Print the entries verbatim, leaving out the images they contain.

------------------------------------

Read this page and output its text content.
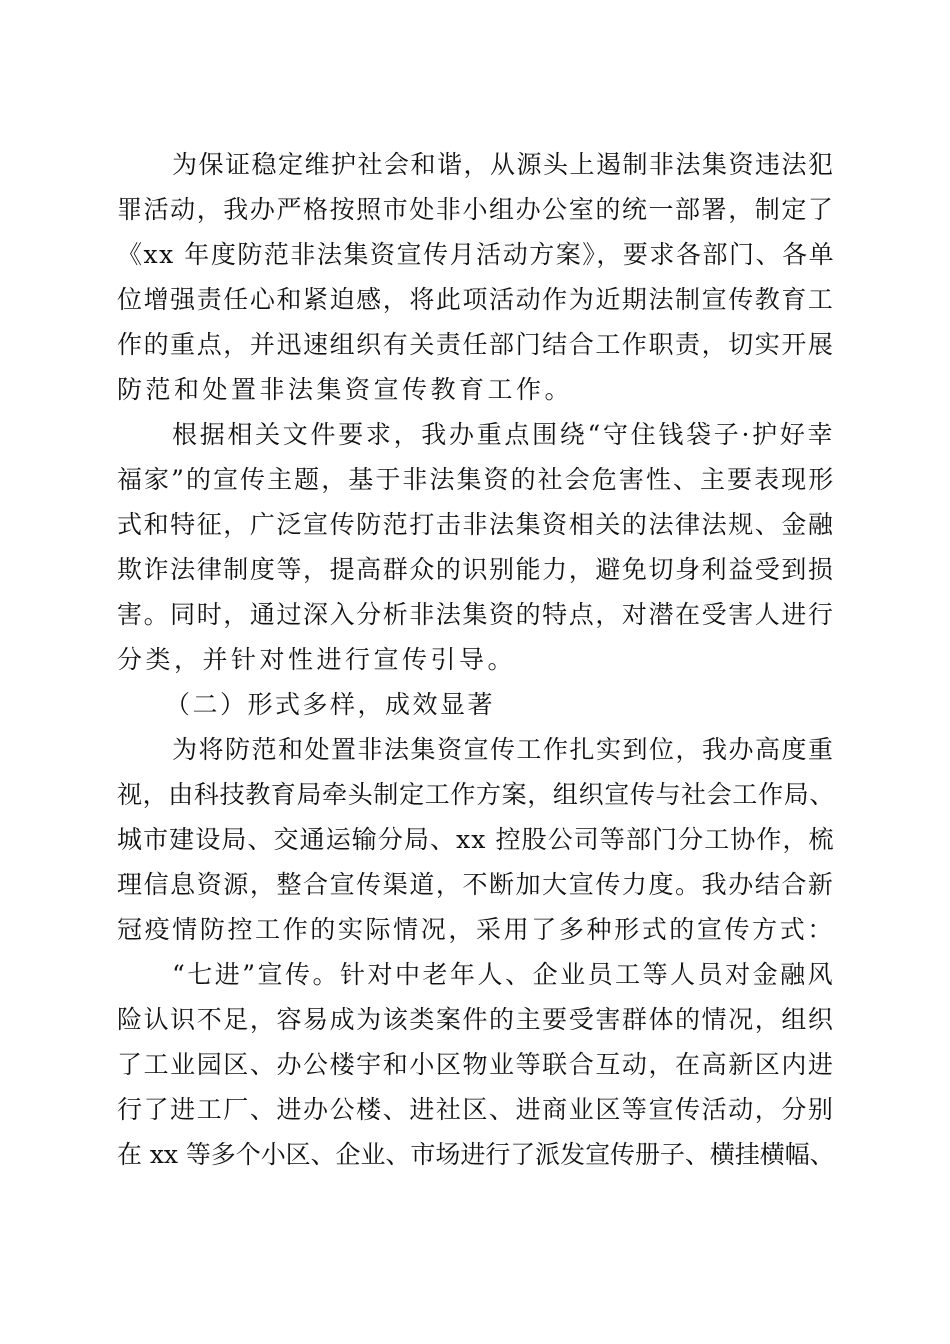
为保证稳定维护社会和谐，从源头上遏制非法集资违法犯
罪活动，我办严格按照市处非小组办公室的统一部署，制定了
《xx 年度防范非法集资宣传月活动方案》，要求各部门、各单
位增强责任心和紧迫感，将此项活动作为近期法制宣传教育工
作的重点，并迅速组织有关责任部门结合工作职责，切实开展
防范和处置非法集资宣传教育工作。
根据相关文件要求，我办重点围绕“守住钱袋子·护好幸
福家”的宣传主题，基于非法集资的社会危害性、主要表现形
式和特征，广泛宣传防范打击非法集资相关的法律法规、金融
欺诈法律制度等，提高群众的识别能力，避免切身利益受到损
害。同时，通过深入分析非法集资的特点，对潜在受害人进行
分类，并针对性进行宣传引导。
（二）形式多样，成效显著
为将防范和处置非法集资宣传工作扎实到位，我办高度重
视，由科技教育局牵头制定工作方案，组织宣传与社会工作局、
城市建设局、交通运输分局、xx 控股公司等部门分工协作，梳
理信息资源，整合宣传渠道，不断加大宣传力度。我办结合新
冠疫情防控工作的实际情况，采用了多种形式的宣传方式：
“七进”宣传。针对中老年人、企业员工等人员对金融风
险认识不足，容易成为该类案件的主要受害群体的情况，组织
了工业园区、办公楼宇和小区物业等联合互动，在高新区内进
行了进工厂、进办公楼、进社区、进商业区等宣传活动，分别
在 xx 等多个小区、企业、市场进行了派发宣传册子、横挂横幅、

------------------------------------

- Full response:
Read this page and output its text content.
为保证稳定维护社会和谐，从源头上遏制非法集资违法犯
罪活动，我办严格按照市处非小组办公室的统一部署，制定了
《xx 年度防范非法集资宣传月活动方案》，要求各部门、各单
位增强责任心和紧迫感，将此项活动作为近期法制宣传教育工
作的重点，并迅速组织有关责任部门结合工作职责，切实开展
防范和处置非法集资宣传教育工作。
根据相关文件要求，我办重点围绕“守住钱袋子·护好幸
福家”的宣传主题，基于非法集资的社会危害性、主要表现形
式和特征，广泛宣传防范打击非法集资相关的法律法规、金融
欺诈法律制度等，提高群众的识别能力，避免切身利益受到损
害。同时，通过深入分析非法集资的特点，对潜在受害人进行
分类，并针对性进行宣传引导。
（二）形式多样，成效显著
为将防范和处置非法集资宣传工作扎实到位，我办高度重
视，由科技教育局牵头制定工作方案，组织宣传与社会工作局、
城市建设局、交通运输分局、xx 控股公司等部门分工协作，梳
理信息资源，整合宣传渠道，不断加大宣传力度。我办结合新
冠疫情防控工作的实际情况，采用了多种形式的宣传方式：
“七进”宣传。针对中老年人、企业员工等人员对金融风
险认识不足，容易成为该类案件的主要受害群体的情况，组织
了工业园区、办公楼宇和小区物业等联合互动，在高新区内进
行了进工厂、进办公楼、进社区、进商业区等宣传活动，分别
在 xx 等多个小区、企业、市场进行了派发宣传册子、横挂横幅、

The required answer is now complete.